◆ What needs to be done:
Print the listing in its entirety and exactly, leaving out images.

◆ Task material:
==========
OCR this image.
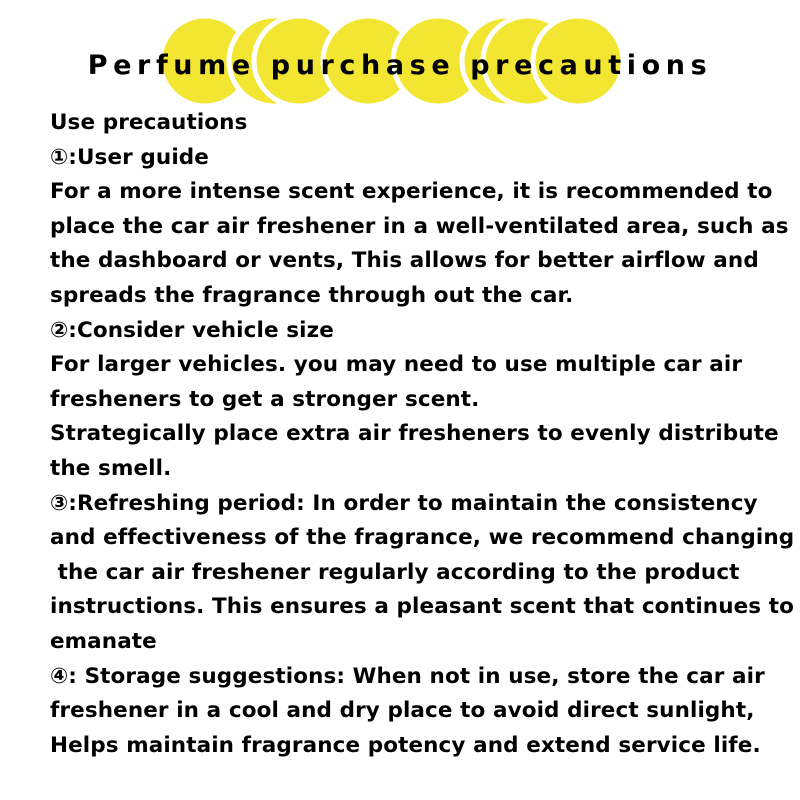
Perfume purchase precautions
Use precautions
①:User guide
For a more intense scent experience, it is recommended to
place the car air freshener in a well-ventilated area, such as
the dashboard or vents, This allows for better airflow and
spreads the fragrance through out the car.
②:Consider vehicle size
For larger vehicles. you may need to use multiple car air
fresheners to get a stronger scent.
Strategically place extra air fresheners to evenly distribute
the smell.
③:Refreshing period: In order to maintain the consistency
and effectiveness of the fragrance, we recommend changing
the car air freshener regularly according to the product
instructions. This ensures a pleasant scent that continues to
emanate
④: Storage suggestions: When not in use, store the car air
freshener in a cool and dry place to avoid direct sunlight,
Helps maintain fragrance potency and extend service life.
==========
◆ Solution below:
OCR this image.
Perfume purchase precautions
Use precautions
①:User guide
For a more intense scent experience, it is recommended to
place the car air freshener in a well-ventilated area, such as
the dashboard or vents, This allows for better airflow and
spreads the fragrance through out the car.
②:Consider vehicle size
For larger vehicles. you may need to use multiple car air
fresheners to get a stronger scent.
Strategically place extra air fresheners to evenly distribute
the smell.
③:Refreshing period: In order to maintain the consistency
and effectiveness of the fragrance, we recommend changing
the car air freshener regularly according to the product
instructions. This ensures a pleasant scent that continues to
emanate
④: Storage suggestions: When not in use, store the car air
freshener in a cool and dry place to avoid direct sunlight,
Helps maintain fragrance potency and extend service life.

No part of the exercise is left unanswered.